-- Text excerpt --
Two of the most persistent myths regarding Jewry during the Holocaust are that 1) Jews went like sheep to the slaughter and 2) the religious community, anti-zionists in particular, are to be blamed for staying behind.
Thankfully, the former has been addressed in the last decades through non-fiction and fiction retelling of the stories of those who fought the Nazis or explaining how, in many cases, Jews found out far too late what was happening and the impossibility of mounting any sort of credible defense. Even when almost all of the odds were against them, it didn't deter many from trying.
That same is not afforded to the religious community.
Learning from the Past by Looking at the Future
In South America, antisemitism is reaching a paroxysm never yet witnessed. Never yet witnessed in South America, that is. Between Ortega, Maduro, and the clashes in Brazil, Jews are being blamed left and right for all societal ills. Political and economic instability is increasing throughout the entire region.
Yet, is there a single American Jew thinking of moving out of the continent because of what's happening in, say, Brazil?
Of course not.
It's true that the distance between New York City and São Paulo is indeed roughly 4,775 miles, while the distance from Berlin to Moscow stands at 1,100 miles. There's still not a single Jew who, hearing the rumblings of what's happening on the other side of the equator, is quietly packing their suitcases out of fear that this populist antisemitism will spill over America or, worse, turn into violence and pogroms against South American Jews, G-d forbid.
No need to look this far; let's turn our eyes to America herself. Orthodox Jews are, by far, the most victimized minority in America. According to reported hate crimes statistics, an Orthodox Jew is roughly more than 45 times more likely than a black man to be the victim of a Hate Crime (source: 2021 ADL and NCAAP figures against the census). In New York City, violent assaults against Jews have reached a record high of 20 or so per month (source: NYPD 2022 hate crimes statistics). Meaning that at least two days out of three, a Jew is assaulted, and it is reported to the NYPD (many do not report crimes against them, believing it to be pointless). Only 1% of attackers since 2018 have faced any jail time whatsoever. Last week, a man who brutally assaulted a Jew (and said he would do it again if he could) was offered a plea deal by the Manhattan DA, reducing his sentence from 10 years to six months. Since September, America's highest-profile newspaper, the former paper of record the New York Times, has dedicated an unprecedented 14 articles solely attacking the Hassidic community and collaborated with the State government in order to force them to reform their school and forego their traditional education or face prison. Constantly the media are bleating about the rise of white supremacism, of nazis, and the dangers of the far-right. Kanye West, possibly the most consequential black artist of the last two decades, ran an entire failed Presidential campaign on antisemitism where he proclaimed part of his goal was enslaving Jews.

Saved entries

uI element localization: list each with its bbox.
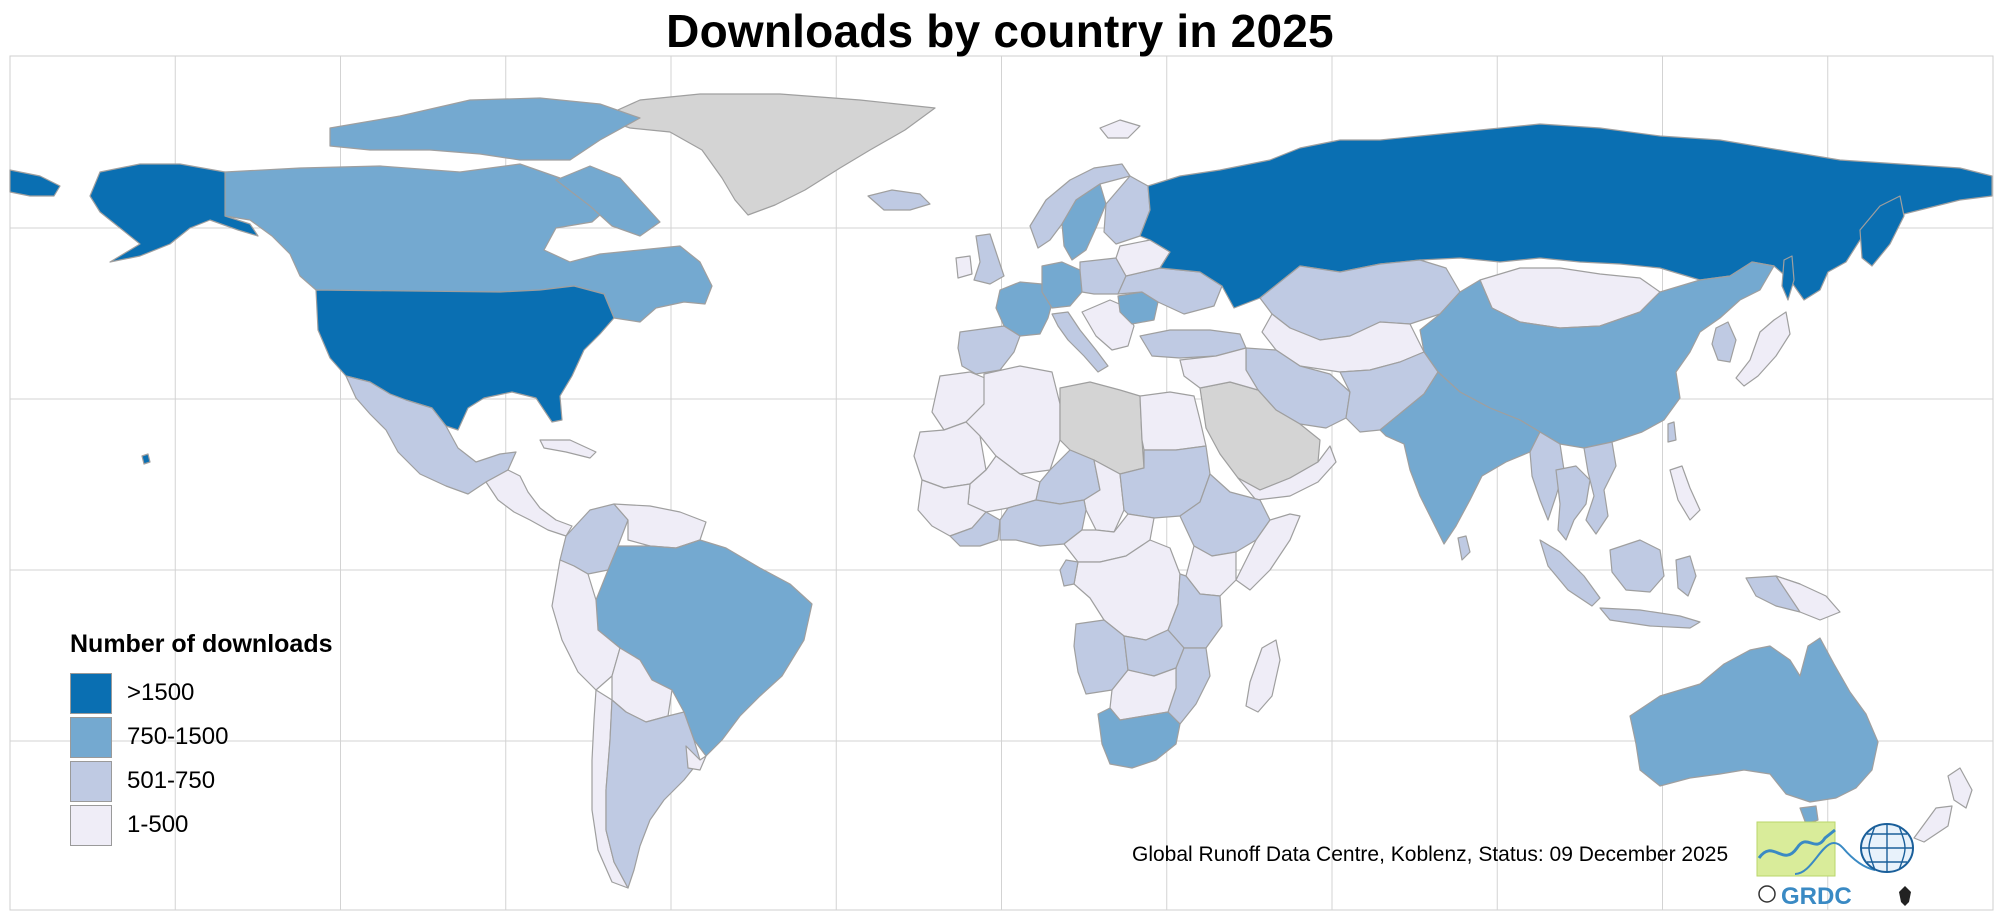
country-tanzania[interactable] [1167,573,1223,649]
country-yemen[interactable] [1237,445,1337,501]
country-mauritania[interactable] [913,421,987,489]
legend-item: 1-500 [70,803,370,847]
country-uruguay[interactable] [685,745,707,771]
country-greenland[interactable] [599,93,936,216]
credit-line: Global Runoff Data Centre, Koblenz, Stat… [1132,843,1729,866]
country-norway[interactable] [1029,163,1131,249]
country-ghana-ivory[interactable] [949,511,1001,547]
legend-item: 501-750 [70,759,370,803]
country-italy[interactable] [1051,311,1109,373]
country-algeria[interactable] [965,365,1061,475]
country-sweden[interactable] [1061,183,1107,261]
country-myanmar[interactable] [1529,431,1565,521]
legend: Number of downloads >1500 750-1500 501-7… [70,630,370,847]
country-canada-arctic-islands[interactable] [329,97,641,161]
country-mexico[interactable] [345,375,517,495]
country-japan[interactable] [1735,311,1791,387]
legend-item: >1500 [70,671,370,715]
country-india[interactable] [1379,371,1541,545]
country-papua-new-guinea[interactable] [1775,575,1841,621]
country-cuba[interactable] [539,439,597,459]
country-france[interactable] [995,281,1055,337]
country-madagascar[interactable] [1245,639,1281,713]
grdc-logo: GRDC [1756,821,1914,910]
country-sumatra[interactable] [1539,539,1601,607]
country-hawaii[interactable] [141,453,151,465]
legend-swatch [70,760,112,802]
federal-eagle-icon [1899,886,1911,906]
country-central-america[interactable] [485,469,573,537]
logo-hydrograph-icon [1794,842,1876,875]
country-new-zealand-north[interactable] [1947,767,1973,809]
country-philippines[interactable] [1669,465,1701,521]
country-sulawesi[interactable] [1675,555,1697,597]
country-russia-sakhalin[interactable] [1781,255,1795,301]
country-java[interactable] [1599,607,1701,629]
country-australia[interactable] [1629,637,1879,803]
country-borneo[interactable] [1609,539,1665,593]
legend-label: 750-1500 [127,723,229,750]
country-baffin-island[interactable] [555,165,661,237]
legend-label: 501-750 [127,767,216,794]
logo-river-icon [1757,828,1836,859]
country-korea[interactable] [1711,321,1737,363]
country-ireland[interactable] [955,255,973,279]
country-svalbard[interactable] [1099,119,1141,139]
legend-swatch [70,672,112,714]
wmo-emblem-icon [1758,885,1776,903]
country-alaska-west-tip[interactable] [9,169,61,197]
legend-title: Number of downloads [70,630,333,658]
country-somalia[interactable] [1235,513,1301,591]
country-russia-kamchatka[interactable] [1859,195,1905,267]
country-nigeria[interactable] [999,499,1087,547]
country-thailand[interactable] [1555,465,1591,541]
country-iraq[interactable] [1179,347,1259,391]
country-iceland[interactable] [867,189,931,211]
country-taiwan[interactable] [1667,421,1677,443]
country-alaska[interactable] [89,163,259,263]
logo-text: GRDC [1781,883,1852,910]
legend-item: 750-1500 [70,715,370,759]
legend-swatch [70,804,112,846]
country-germany[interactable] [1041,261,1083,309]
country-south-africa[interactable] [1097,707,1181,769]
country-united-kingdom[interactable] [973,233,1005,285]
logo-globe-grid [1861,824,1913,872]
country-new-zealand-south[interactable] [1913,805,1953,843]
legend-label: 1-500 [127,811,189,838]
country-gabon[interactable] [1059,559,1079,587]
country-vietnam[interactable] [1583,441,1617,535]
country-tasmania[interactable] [1799,805,1819,825]
map-title: Downloads by country in 2025 [666,5,1334,57]
country-argentina[interactable] [605,699,701,889]
legend-label: >1500 [127,679,195,706]
country-sri-lanka[interactable] [1457,535,1471,561]
legend-swatch [70,716,112,758]
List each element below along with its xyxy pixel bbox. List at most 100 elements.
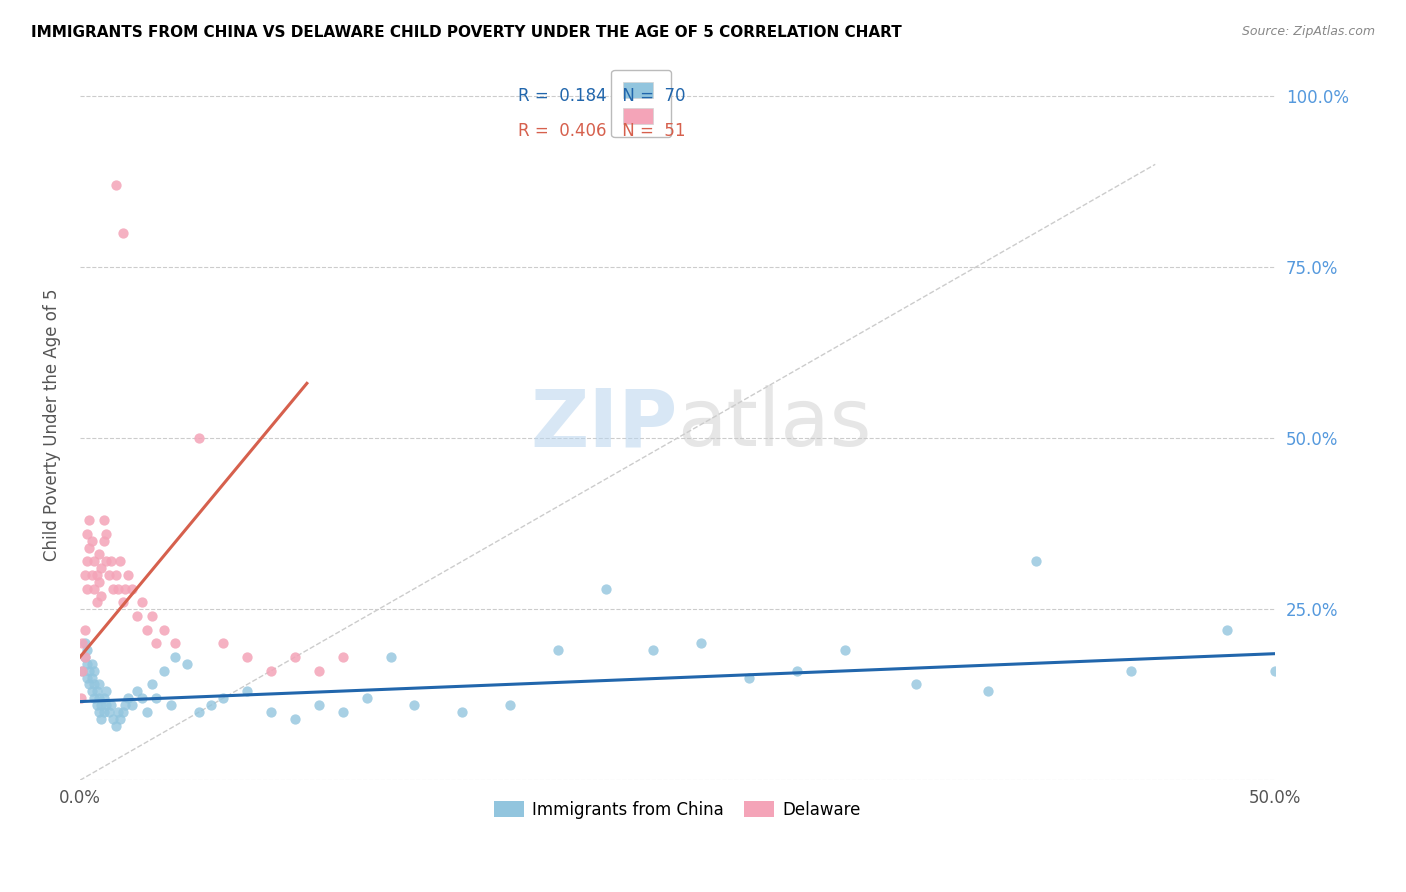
Point (905, 677, 928, 691)
Point (188, 431, 211, 445)
Point (834, 643, 856, 657)
Point (380, 650, 402, 665)
Point (1025, 554, 1047, 568)
Point (107, 705, 129, 719)
Point (117, 568, 139, 582)
Point (110, 712, 132, 726)
Point (86, 698, 108, 712)
Point (83, 582, 105, 596)
Text: ZIP: ZIP (530, 385, 678, 464)
Point (87, 677, 110, 691)
Point (165, 636, 187, 650)
Point (114, 698, 136, 712)
Point (87, 548, 110, 562)
Point (308, 698, 330, 712)
Point (73, 650, 96, 665)
Point (690, 636, 713, 650)
Point (260, 705, 283, 719)
Point (152, 664, 174, 678)
Point (451, 705, 474, 719)
Point (595, 582, 617, 596)
Point (90, 698, 112, 712)
Point (176, 657, 198, 671)
Point (86, 595, 108, 609)
Y-axis label: Child Poverty Under the Age of 5: Child Poverty Under the Age of 5 (44, 288, 60, 561)
Point (86, 684, 108, 698)
Point (93, 691, 115, 706)
Point (260, 664, 283, 678)
Point (76, 671, 98, 685)
Legend: Immigrants from China, Delaware: Immigrants from China, Delaware (488, 794, 868, 825)
Point (135, 623, 157, 637)
Point (80, 657, 103, 671)
Point (96, 698, 118, 712)
Point (145, 636, 167, 650)
Point (643, 643, 665, 657)
Point (79, 664, 101, 678)
Point (212, 636, 235, 650)
Point (1121, 664, 1143, 678)
Point (547, 643, 569, 657)
Point (738, 671, 761, 685)
Point (96, 554, 118, 568)
Point (72, 664, 94, 678)
Point (97, 568, 120, 582)
Point (80, 684, 103, 698)
Point (104, 178, 127, 192)
Point (76, 643, 98, 657)
Point (284, 650, 307, 665)
Point (86, 568, 108, 582)
Point (141, 677, 163, 691)
Point (236, 650, 259, 665)
Point (284, 712, 307, 726)
Point (152, 623, 174, 637)
Point (80, 671, 103, 685)
Point (141, 609, 163, 624)
Point (1264, 664, 1286, 678)
Point (212, 691, 235, 706)
Point (93, 533, 115, 548)
Point (83, 677, 105, 691)
Point (73, 650, 96, 665)
Point (73, 568, 96, 582)
Point (121, 698, 143, 712)
Point (110, 554, 132, 568)
Point (96, 527, 118, 541)
Point (200, 698, 222, 712)
Point (93, 705, 115, 719)
Point (111, 705, 134, 719)
Point (73, 623, 96, 637)
Point (72, 664, 94, 678)
Point (70, 691, 93, 706)
Point (135, 705, 157, 719)
Point (87, 705, 110, 719)
Point (96, 684, 118, 698)
Point (93, 513, 115, 527)
Point (80, 568, 103, 582)
Point (111, 226, 134, 240)
Point (165, 650, 187, 665)
Point (127, 684, 149, 698)
Point (83, 691, 105, 706)
Point (127, 609, 149, 624)
Point (100, 698, 122, 712)
Point (145, 691, 167, 706)
Point (332, 650, 354, 665)
Point (76, 527, 98, 541)
Point (90, 712, 112, 726)
Point (76, 554, 98, 568)
Point (308, 664, 330, 678)
Point (499, 698, 522, 712)
Point (103, 712, 125, 726)
Point (72, 636, 94, 650)
Point (73, 636, 96, 650)
Point (87, 574, 110, 589)
Point (76, 582, 98, 596)
Point (79, 541, 101, 555)
Point (79, 677, 101, 691)
Text: R =  0.406   N =  51: R = 0.406 N = 51 (519, 122, 686, 140)
Text: atlas: atlas (678, 385, 872, 464)
Point (114, 582, 136, 596)
Point (117, 691, 139, 706)
Point (104, 568, 127, 582)
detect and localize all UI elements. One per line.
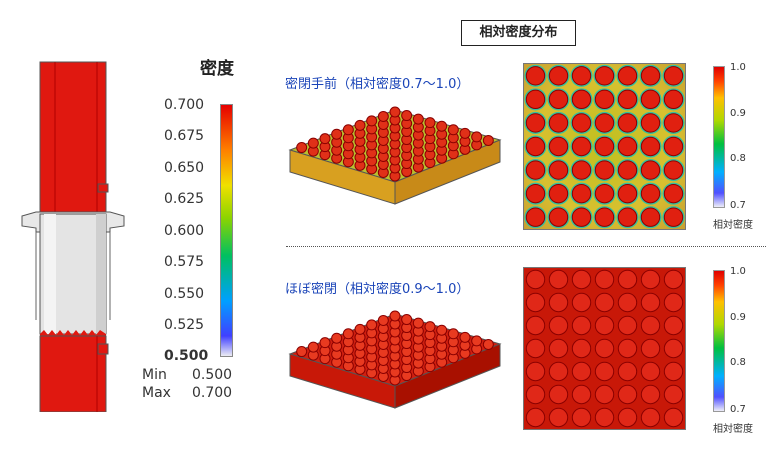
legend-tick: 0.625 [164, 191, 205, 207]
scale2-label: 相対密度 [713, 424, 753, 435]
scale2-tick: 0.8 [730, 357, 746, 368]
legend-tick: 0.650 [164, 160, 205, 176]
scale1-tick: 0.7 [730, 200, 746, 211]
scale1-tick: 0.8 [730, 153, 746, 164]
top-view-2 [523, 267, 686, 430]
cylinder-section [21, 61, 125, 412]
max-label: Max [142, 385, 171, 401]
section-divider [286, 246, 766, 247]
relative-density-bar-1 [713, 66, 725, 208]
legend-tick: 0.600 [164, 223, 205, 239]
legend-tick: 0.525 [164, 317, 205, 333]
iso-block-1 [288, 106, 502, 205]
scale1-tick: 0.9 [730, 108, 746, 119]
min-value: 0.500 [192, 367, 233, 383]
legend-tick: 0.675 [164, 128, 205, 144]
legend-tick: 0.500 [164, 348, 209, 364]
scale2-tick: 0.7 [730, 404, 746, 415]
section-title: 相対密度分布 [461, 20, 576, 46]
legend-tick: 0.550 [164, 286, 205, 302]
case2-caption: ほぼ密閉（相対密度0.9～1.0） [285, 282, 470, 297]
density-legend-title: 密度 [200, 59, 234, 79]
min-label: Min [142, 367, 167, 383]
density-color-bar [220, 104, 233, 357]
top-view-1 [523, 63, 686, 230]
max-value: 0.700 [192, 385, 233, 401]
scale1-label: 相対密度 [713, 220, 753, 231]
case1-caption: 密閉手前（相対密度0.7～1.0） [285, 77, 470, 92]
relative-density-bar-2 [713, 270, 725, 412]
legend-tick: 0.700 [164, 97, 205, 113]
iso-block-2 [288, 310, 502, 409]
scale1-tick: 1.0 [730, 62, 746, 73]
legend-tick: 0.575 [164, 254, 205, 270]
scale2-tick: 1.0 [730, 266, 746, 277]
scale2-tick: 0.9 [730, 312, 746, 323]
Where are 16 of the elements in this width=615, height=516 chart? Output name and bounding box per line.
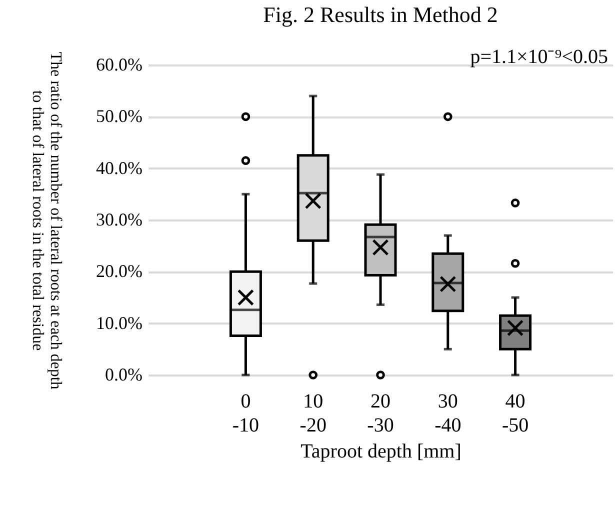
x-tick-label: 30 -40 [434,390,462,436]
x-tick-label: 20 -30 [367,390,394,436]
y-tick-label: 60.0% [96,54,142,74]
x-axis-title: Taproot depth [mm] [300,440,462,462]
y-axis-title: The ratio of the number of lateral roots at each depth to that of lateral roots in the total residue [29,52,64,390]
x-tick-label: 0 -10 [232,390,260,436]
y-tick-label: 30.0% [96,210,142,230]
y-tick-label: 50.0% [96,106,142,126]
y-tick-label: 40.0% [96,158,142,178]
y-tick-label: 10.0% [96,312,142,333]
x-tick-label: 10 -20 [300,390,326,436]
annotation: p=1.1×10⁻⁹<0.05 [470,46,608,68]
chart-title: Fig. 2 Results in Method 2 [263,2,498,27]
x-tick-label: 40 -50 [502,390,529,436]
y-tick-label: 20.0% [96,261,142,282]
y-tick-label: 0.0% [105,364,142,384]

-- What you need to do --
1. Using the Holocaust myths article above, decide whether each statement agrees with it: (a) the distance from Berlin to Moscow is given as 1,100 miles; (b) the Manhattan DA's plea deal cut a sentence from 10 years to one year; (c) half of attackers since 2018 have faced jail time. Give yes or no for each, quoting the deciding words.
2. Please explain, in one to three sentences, why the Holocaust myths article says many Jews in New York City do not report crimes committed against them.

-- Answers by task --
1.
(a) Yes: "the distance from Berlin to Moscow stands at 1,100 miles"
(b) No: "reducing his sentence from 10 years to six months"
(c) No: "Only 1% of attackers since 2018 have faced any jail time whatsoever."

2. Many Jews do not report these crimes because they believe reporting them is pointless.